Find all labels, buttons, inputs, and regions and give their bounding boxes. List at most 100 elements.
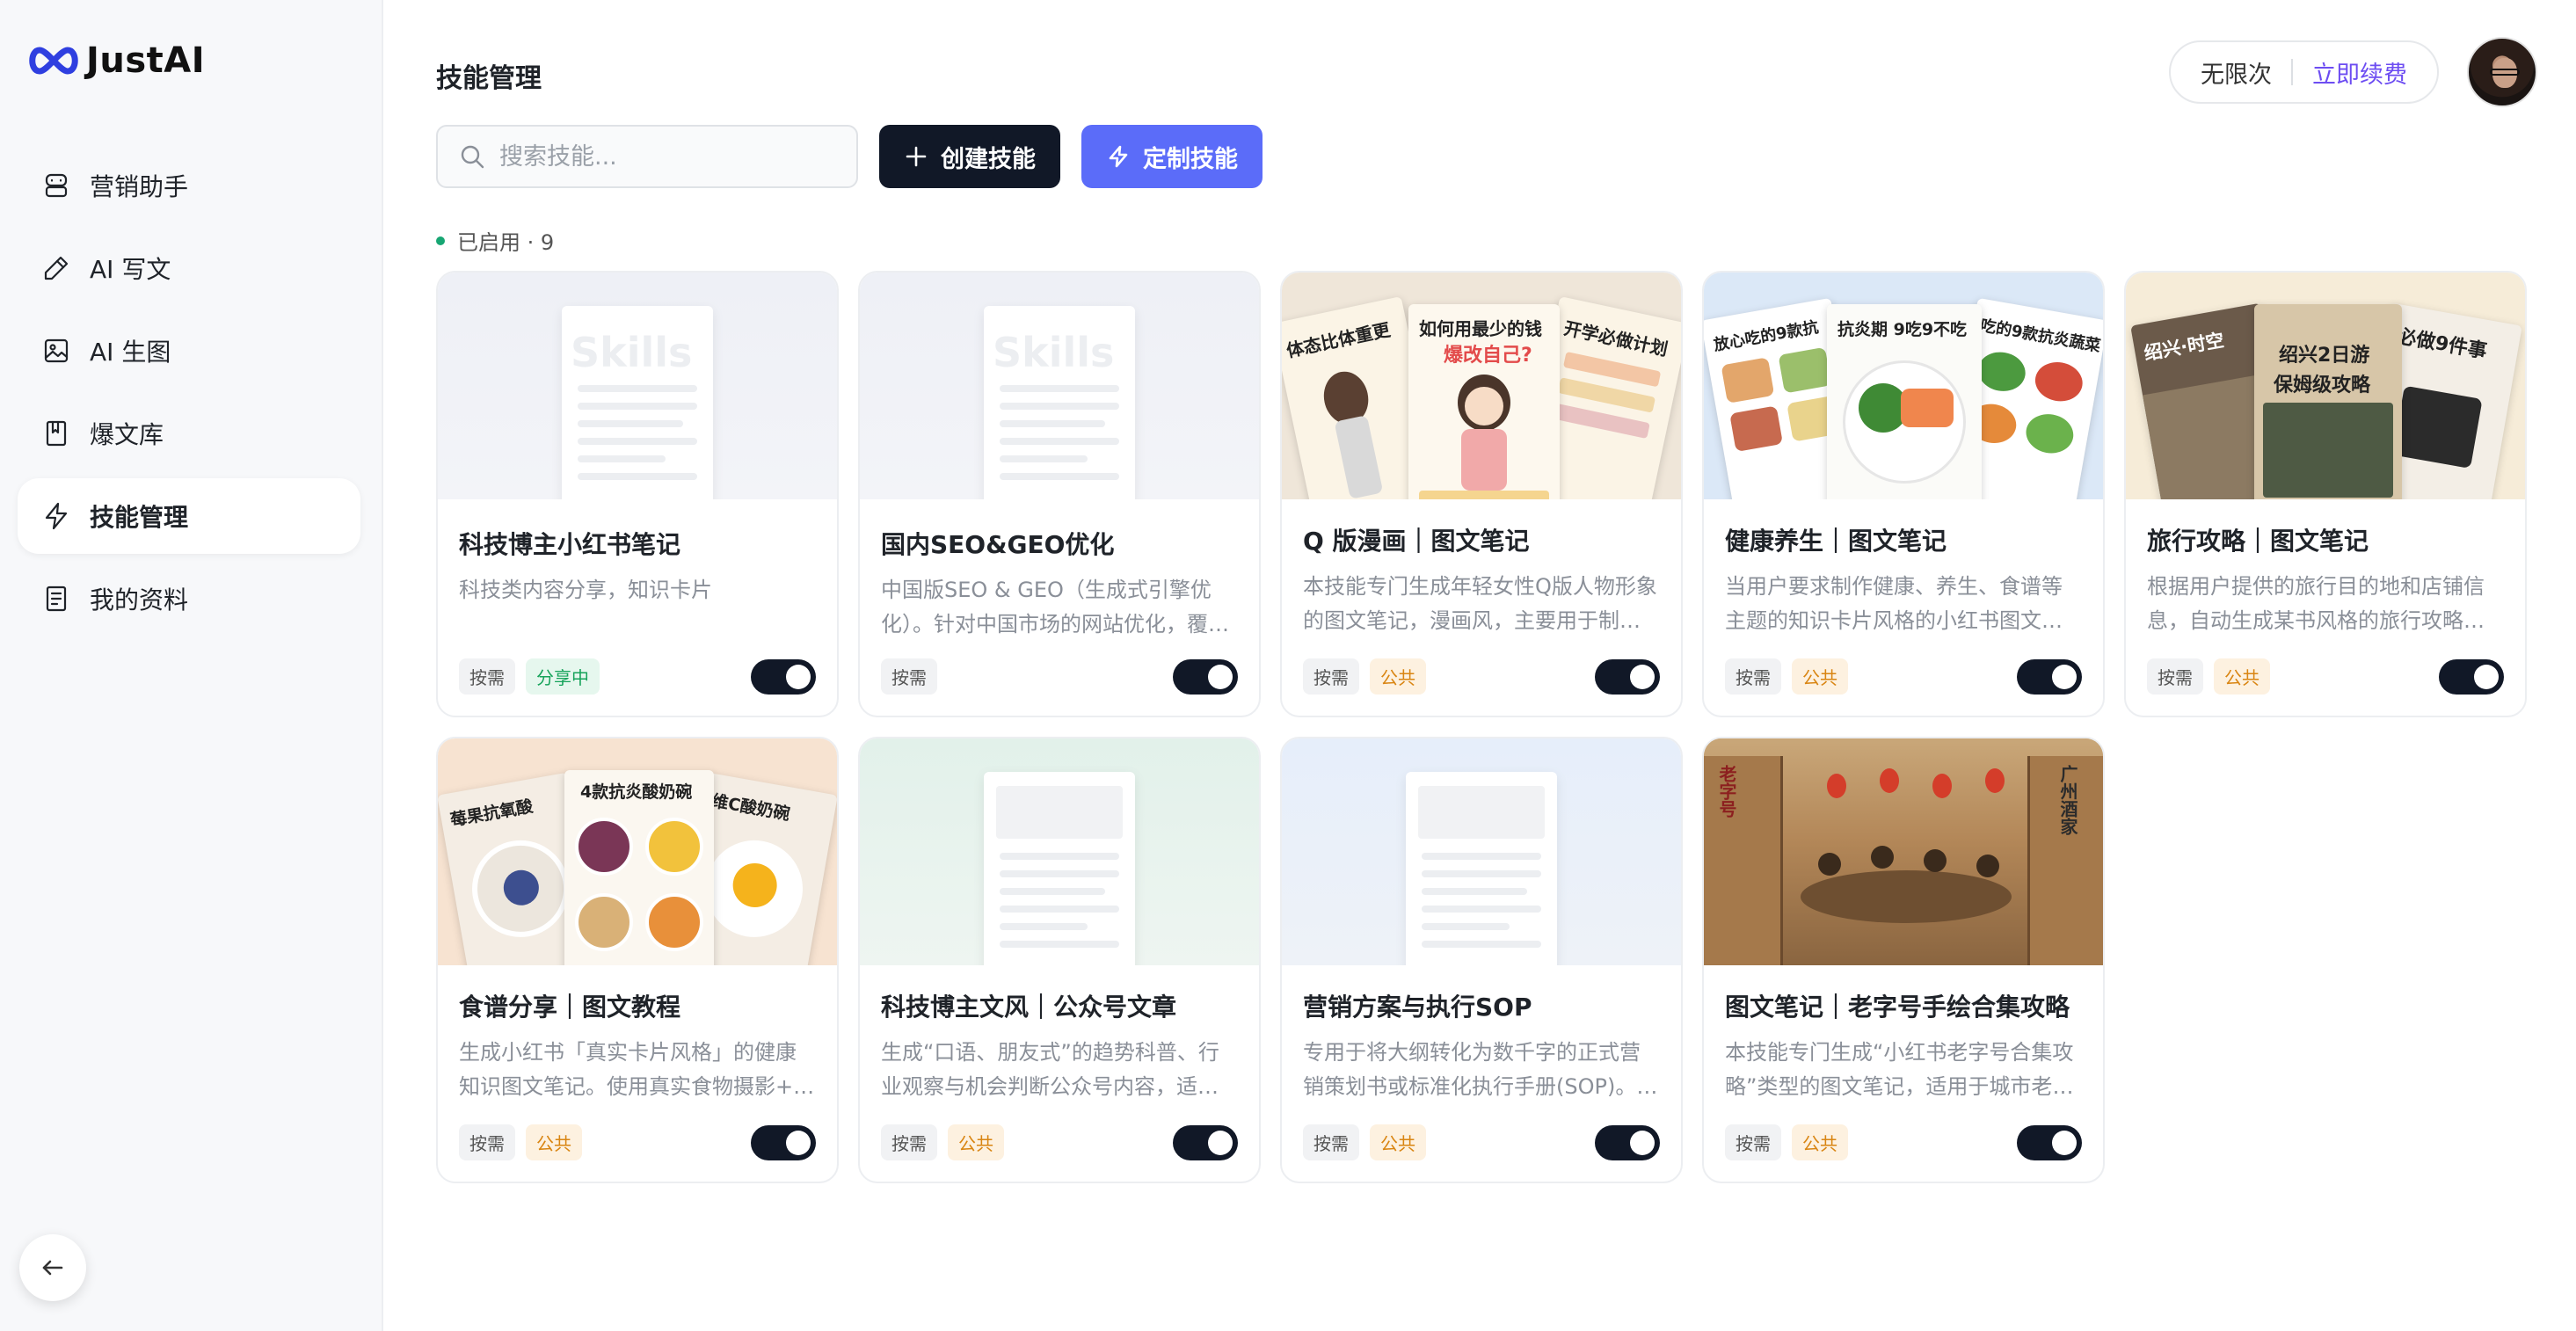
toggle-knob (1630, 664, 1655, 689)
lightning-icon (1109, 145, 1128, 168)
card-title: 科技博主小红书笔记 (459, 530, 681, 559)
skill-card[interactable]: 老字号 广州酒家 图文笔记｜老字号手绘合集攻略 本技能专门生成“小红书老字号合集… (1702, 737, 2105, 1183)
header-actions: 无限次 立即续费 (2169, 37, 2537, 107)
card-title: 图文笔记｜老字号手绘合集攻略 (1725, 993, 2070, 1022)
sidebar-item-ai-image[interactable]: AI 生图 (18, 313, 360, 389)
comic-left-title: 体态比体重更 (1284, 318, 1393, 362)
skill-card[interactable]: 绍兴·时空 必做9件事 绍兴2日游 保姆级攻略 旅行攻略｜图文笔记 根据用户提供… (2124, 271, 2527, 717)
skill-card[interactable]: 科技博主文风｜公众号文章 生成“口语、朋友式”的趋势科普、行业观察与机会判断公众… (858, 737, 1261, 1183)
collapse-sidebar-button[interactable] (19, 1234, 86, 1301)
sidebar-item-marketing[interactable]: 营销助手 (18, 148, 360, 223)
skill-card[interactable]: 放心吃的9款抗 吃的9款抗炎蔬菜 抗炎期 9吃9不吃 健康养生｜图文笔记 当用户… (1702, 271, 2105, 717)
search-box[interactable] (436, 125, 858, 188)
toggle-knob (786, 664, 811, 689)
arrow-left-icon (42, 1260, 63, 1276)
tag-on-demand: 按需 (881, 1124, 937, 1160)
document-placeholder-icon (984, 772, 1135, 965)
tag-public: 公共 (526, 1124, 582, 1160)
enable-toggle[interactable] (1173, 658, 1238, 695)
document-icon (40, 583, 72, 615)
toggle-knob (2052, 664, 2077, 689)
avatar[interactable] (2467, 37, 2537, 107)
enable-toggle[interactable] (2439, 658, 2504, 695)
comic-center-title: 如何用最少的钱 (1419, 318, 1542, 339)
sidebar-item-label: 技能管理 (90, 503, 189, 532)
card-thumbnail: 老字号 广州酒家 (1704, 738, 2103, 965)
skill-card[interactable]: Skills 国内SEO&GEO优化 中国版SEO & GEO（生成式引擎优化）… (858, 271, 1261, 717)
card-thumbnail (860, 738, 1259, 965)
sidebar-item-profile[interactable]: 我的资料 (18, 561, 360, 636)
divider (2291, 59, 2293, 85)
card-description: 当用户要求制作健康、养生、食谱等主题的知识卡片风格的小红书图文笔记时使用 (1725, 574, 2063, 633)
card-footer: 按需 公共 (1725, 658, 2082, 695)
tag-on-demand: 按需 (1303, 1124, 1359, 1160)
document-placeholder-icon: Skills (984, 306, 1135, 499)
card-thumbnail: Skills (860, 273, 1259, 499)
card-footer: 按需 (881, 658, 1238, 695)
card-thumbnail: 绍兴·时空 必做9件事 绍兴2日游 保姆级攻略 (2126, 273, 2525, 499)
sidebar-item-label: 爆文库 (90, 420, 164, 449)
plan-pill: 无限次 立即续费 (2169, 40, 2439, 104)
comic-center-subtitle: 爆改自己? (1444, 345, 1532, 367)
skill-card[interactable]: 体态比体重更 开学必做计划 如何用最少的钱 爆改自己? Q 版漫画｜图文笔记 本… (1280, 271, 1683, 717)
card-thumbnail: Skills (438, 273, 837, 499)
search-icon (461, 145, 484, 169)
card-footer: 按需 分享中 (459, 658, 816, 695)
custom-skill-button[interactable]: 定制技能 (1081, 125, 1263, 188)
watermark: Skills (571, 329, 693, 376)
logo[interactable]: JustAI (26, 40, 205, 81)
tag-public: 公共 (1370, 658, 1426, 695)
status-dot (436, 236, 445, 245)
sidebar-item-label: 营销助手 (90, 172, 189, 201)
travel-center-title: 绍兴2日游 (2279, 345, 2370, 367)
health-poster-center: 抗炎期 9吃9不吃 (1827, 304, 1982, 499)
enable-toggle[interactable] (751, 1124, 816, 1160)
toolbar: 创建技能 定制技能 (436, 125, 1263, 188)
market-sign-left: 老字号 (1716, 765, 1737, 818)
tag-on-demand: 按需 (1725, 658, 1781, 695)
enable-toggle[interactable] (1173, 1124, 1238, 1160)
tag-sharing: 分享中 (526, 658, 600, 695)
card-title: 健康养生｜图文笔记 (1725, 527, 1947, 556)
tag-on-demand: 按需 (881, 658, 937, 695)
comic-poster-center: 如何用最少的钱 爆改自己? (1408, 304, 1560, 499)
toggle-knob (1208, 1130, 1233, 1155)
toggle-knob (1630, 1130, 1655, 1155)
enable-toggle[interactable] (751, 658, 816, 695)
create-skill-button[interactable]: 创建技能 (879, 125, 1060, 188)
custom-skill-label: 定制技能 (1143, 145, 1238, 173)
yogurt-right-title: 维C酸奶碗 (709, 791, 792, 825)
enable-toggle[interactable] (1595, 658, 1660, 695)
card-description: 生成小红书「真实卡片风格」的健康知识图文笔记。使用真实食物摄影+信息卡片组合 (459, 1040, 815, 1099)
enable-toggle[interactable] (2017, 658, 2082, 695)
tag-on-demand: 按需 (459, 658, 515, 695)
card-title: 科技博主文风｜公众号文章 (881, 993, 1177, 1022)
tag-public: 公共 (948, 1124, 1004, 1160)
skill-card[interactable]: Skills 科技博主小红书笔记 科技类内容分享，知识卡片 按需 分享中 (436, 271, 839, 717)
sidebar-item-library[interactable]: 爆文库 (18, 396, 360, 471)
image-icon (40, 335, 72, 367)
toggle-knob (2052, 1130, 2077, 1155)
tag-on-demand: 按需 (1725, 1124, 1781, 1160)
card-title: Q 版漫画｜图文笔记 (1303, 527, 1530, 556)
card-description: 生成“口语、朋友式”的趋势科普、行业观察与机会判断公众号内容，适用于科技博主 (881, 1040, 1219, 1099)
travel-center-subtitle: 保姆级攻略 (2274, 375, 2371, 396)
renew-link[interactable]: 立即续费 (2312, 55, 2407, 90)
health-right-title: 吃的9款抗炎蔬菜 (1978, 316, 2102, 356)
skill-card[interactable]: 营销方案与执行SOP 专用于将大纲转化为数千字的正式营销策划书或标准化执行手册(… (1280, 737, 1683, 1183)
plan-status: 无限次 (2201, 61, 2272, 89)
page-title: 技能管理 (436, 63, 542, 94)
sidebar-item-skills[interactable]: 技能管理 (18, 478, 360, 554)
card-description: 中国版SEO & GEO（生成式引擎优化）。针对中国市场的网站优化，覆盖百度、搜… (881, 578, 1229, 636)
avatar-glasses (2490, 69, 2520, 76)
logo-text: JustAI (86, 40, 206, 81)
watermark: Skills (993, 329, 1115, 376)
tag-public: 公共 (1792, 658, 1848, 695)
search-input[interactable] (499, 142, 833, 171)
skill-card[interactable]: 莓果抗氧酸 维C酸奶碗 4款抗炎酸奶碗 食谱分享｜图文教程 生成小红书「真实卡片… (436, 737, 839, 1183)
health-center-title: 抗炎期 9吃9不吃 (1837, 320, 1968, 339)
enable-toggle[interactable] (1595, 1124, 1660, 1160)
enable-toggle[interactable] (2017, 1124, 2082, 1160)
card-title: 营销方案与执行SOP (1303, 993, 1532, 1022)
sidebar-item-ai-write[interactable]: AI 写文 (18, 230, 360, 306)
----
Exercise aim - Give all the material again with every "toggle-knob" replaced by "switch-knob" and everything else unchanged. Leave the pictures out of your answer.

Written answer -
Find all labels, buttons, inputs, and regions and give their bounding boxes. List at most 100 elements.
switch-knob (1630, 664, 1655, 689)
lightning-icon (1109, 145, 1128, 168)
card-title: 科技博主小红书笔记 (459, 530, 681, 559)
skill-card[interactable]: 老字号 广州酒家 图文笔记｜老字号手绘合集攻略 本技能专门生成“小红书老字号合集… (1702, 737, 2105, 1183)
header-actions: 无限次 立即续费 (2169, 37, 2537, 107)
card-title: 图文笔记｜老字号手绘合集攻略 (1725, 993, 2070, 1022)
sidebar-item-ai-image[interactable]: AI 生图 (18, 313, 360, 389)
comic-left-title: 体态比体重更 (1284, 318, 1393, 362)
skill-card[interactable]: 绍兴·时空 必做9件事 绍兴2日游 保姆级攻略 旅行攻略｜图文笔记 根据用户提供… (2124, 271, 2527, 717)
skill-card[interactable]: 科技博主文风｜公众号文章 生成“口语、朋友式”的趋势科普、行业观察与机会判断公众… (858, 737, 1261, 1183)
collapse-sidebar-button[interactable] (19, 1234, 86, 1301)
sidebar-item-marketing[interactable]: 营销助手 (18, 148, 360, 223)
skill-card[interactable]: 放心吃的9款抗 吃的9款抗炎蔬菜 抗炎期 9吃9不吃 健康养生｜图文笔记 当用户… (1702, 271, 2105, 717)
search-box[interactable] (436, 125, 858, 188)
switch-knob (786, 664, 811, 689)
arrow-left-icon (42, 1260, 63, 1276)
tag-on-demand: 按需 (881, 1124, 937, 1160)
document-placeholder-icon (984, 772, 1135, 965)
tag-public: 公共 (526, 1124, 582, 1160)
enable-toggle[interactable] (1173, 658, 1238, 695)
document-icon (40, 583, 72, 615)
switch-knob (2052, 664, 2077, 689)
avatar[interactable] (2467, 37, 2537, 107)
enable-toggle[interactable] (2439, 658, 2504, 695)
comic-center-title: 如何用最少的钱 (1419, 318, 1542, 339)
sidebar-item-label: 技能管理 (90, 503, 189, 532)
card-thumbnail: 老字号 广州酒家 (1704, 738, 2103, 965)
skill-card[interactable]: Skills 国内SEO&GEO优化 中国版SEO & GEO（生成式引擎优化）… (858, 271, 1261, 717)
card-thumbnail (860, 738, 1259, 965)
sidebar-item-profile[interactable]: 我的资料 (18, 561, 360, 636)
divider (2291, 59, 2293, 85)
card-description: 当用户要求制作健康、养生、食谱等主题的知识卡片风格的小红书图文笔记时使用 (1725, 574, 2063, 633)
card-footer: 按需 公共 (1725, 658, 2082, 695)
tag-on-demand: 按需 (1303, 1124, 1359, 1160)
document-placeholder-icon: Skills (984, 306, 1135, 499)
card-thumbnail: Skills (860, 273, 1259, 499)
card-footer: 按需 (881, 658, 1238, 695)
card-thumbnail: 绍兴·时空 必做9件事 绍兴2日游 保姆级攻略 (2126, 273, 2525, 499)
sidebar-item-label: 爆文库 (90, 420, 164, 449)
plan-pill: 无限次 立即续费 (2169, 40, 2439, 104)
comic-center-subtitle: 爆改自己? (1444, 345, 1532, 367)
skill-card[interactable]: 体态比体重更 开学必做计划 如何用最少的钱 爆改自己? Q 版漫画｜图文笔记 本… (1280, 271, 1683, 717)
card-thumbnail: Skills (438, 273, 837, 499)
search-icon (461, 145, 484, 169)
card-footer: 按需 分享中 (459, 658, 816, 695)
custom-skill-button[interactable]: 定制技能 (1081, 125, 1263, 188)
watermark: Skills (571, 329, 693, 376)
logo[interactable]: JustAI (26, 40, 205, 81)
tag-public: 公共 (1370, 658, 1426, 695)
status-dot (436, 236, 445, 245)
sidebar-item-label: 营销助手 (90, 172, 189, 201)
travel-center-title: 绍兴2日游 (2279, 345, 2370, 367)
health-poster-center: 抗炎期 9吃9不吃 (1827, 304, 1982, 499)
enable-toggle[interactable] (751, 1124, 816, 1160)
toolbar: 创建技能 定制技能 (436, 125, 1263, 188)
market-sign-left: 老字号 (1716, 765, 1737, 818)
tag-on-demand: 按需 (1725, 658, 1781, 695)
enable-toggle[interactable] (1173, 1124, 1238, 1160)
tag-sharing: 分享中 (526, 658, 600, 695)
card-title: 健康养生｜图文笔记 (1725, 527, 1947, 556)
tag-on-demand: 按需 (881, 658, 937, 695)
comic-poster-center: 如何用最少的钱 爆改自己? (1408, 304, 1560, 499)
switch-knob (1208, 1130, 1233, 1155)
switch-knob (1630, 1130, 1655, 1155)
enable-toggle[interactable] (751, 658, 816, 695)
create-skill-button[interactable]: 创建技能 (879, 125, 1060, 188)
custom-skill-label: 定制技能 (1143, 145, 1238, 173)
yogurt-right-title: 维C酸奶碗 (709, 791, 792, 825)
enable-toggle[interactable] (1595, 658, 1660, 695)
card-description: 生成小红书「真实卡片风格」的健康知识图文笔记。使用真实食物摄影+信息卡片组合 (459, 1040, 815, 1099)
enable-toggle[interactable] (2017, 658, 2082, 695)
tag-on-demand: 按需 (459, 658, 515, 695)
card-title: 科技博主文风｜公众号文章 (881, 993, 1177, 1022)
tag-public: 公共 (948, 1124, 1004, 1160)
skill-card[interactable]: Skills 科技博主小红书笔记 科技类内容分享，知识卡片 按需 分享中 (436, 271, 839, 717)
sidebar-item-library[interactable]: 爆文库 (18, 396, 360, 471)
image-icon (40, 335, 72, 367)
switch-knob (2052, 1130, 2077, 1155)
tag-on-demand: 按需 (1725, 1124, 1781, 1160)
card-title: Q 版漫画｜图文笔记 (1303, 527, 1530, 556)
card-description: 生成“口语、朋友式”的趋势科普、行业观察与机会判断公众号内容，适用于科技博主 (881, 1040, 1219, 1099)
travel-center-subtitle: 保姆级攻略 (2274, 375, 2371, 396)
renew-link[interactable]: 立即续费 (2312, 55, 2407, 90)
health-right-title: 吃的9款抗炎蔬菜 (1978, 316, 2102, 356)
skill-card[interactable]: 营销方案与执行SOP 专用于将大纲转化为数千字的正式营销策划书或标准化执行手册(… (1280, 737, 1683, 1183)
plan-status: 无限次 (2201, 61, 2272, 89)
page-title: 技能管理 (436, 63, 542, 94)
sidebar-item-skills[interactable]: 技能管理 (18, 478, 360, 554)
card-description: 中国版SEO & GEO（生成式引擎优化）。针对中国市场的网站优化，覆盖百度、搜… (881, 578, 1229, 636)
avatar-glasses (2490, 69, 2520, 76)
logo-text: JustAI (86, 40, 206, 81)
watermark: Skills (993, 329, 1115, 376)
tag-public: 公共 (1792, 658, 1848, 695)
search-input[interactable] (499, 142, 833, 171)
skill-card[interactable]: 莓果抗氧酸 维C酸奶碗 4款抗炎酸奶碗 食谱分享｜图文教程 生成小红书「真实卡片… (436, 737, 839, 1183)
health-center-title: 抗炎期 9吃9不吃 (1837, 320, 1968, 339)
enable-toggle[interactable] (1595, 1124, 1660, 1160)
enable-toggle[interactable] (2017, 1124, 2082, 1160)
card-title: 营销方案与执行SOP (1303, 993, 1532, 1022)
sidebar-item-ai-write[interactable]: AI 写文 (18, 230, 360, 306)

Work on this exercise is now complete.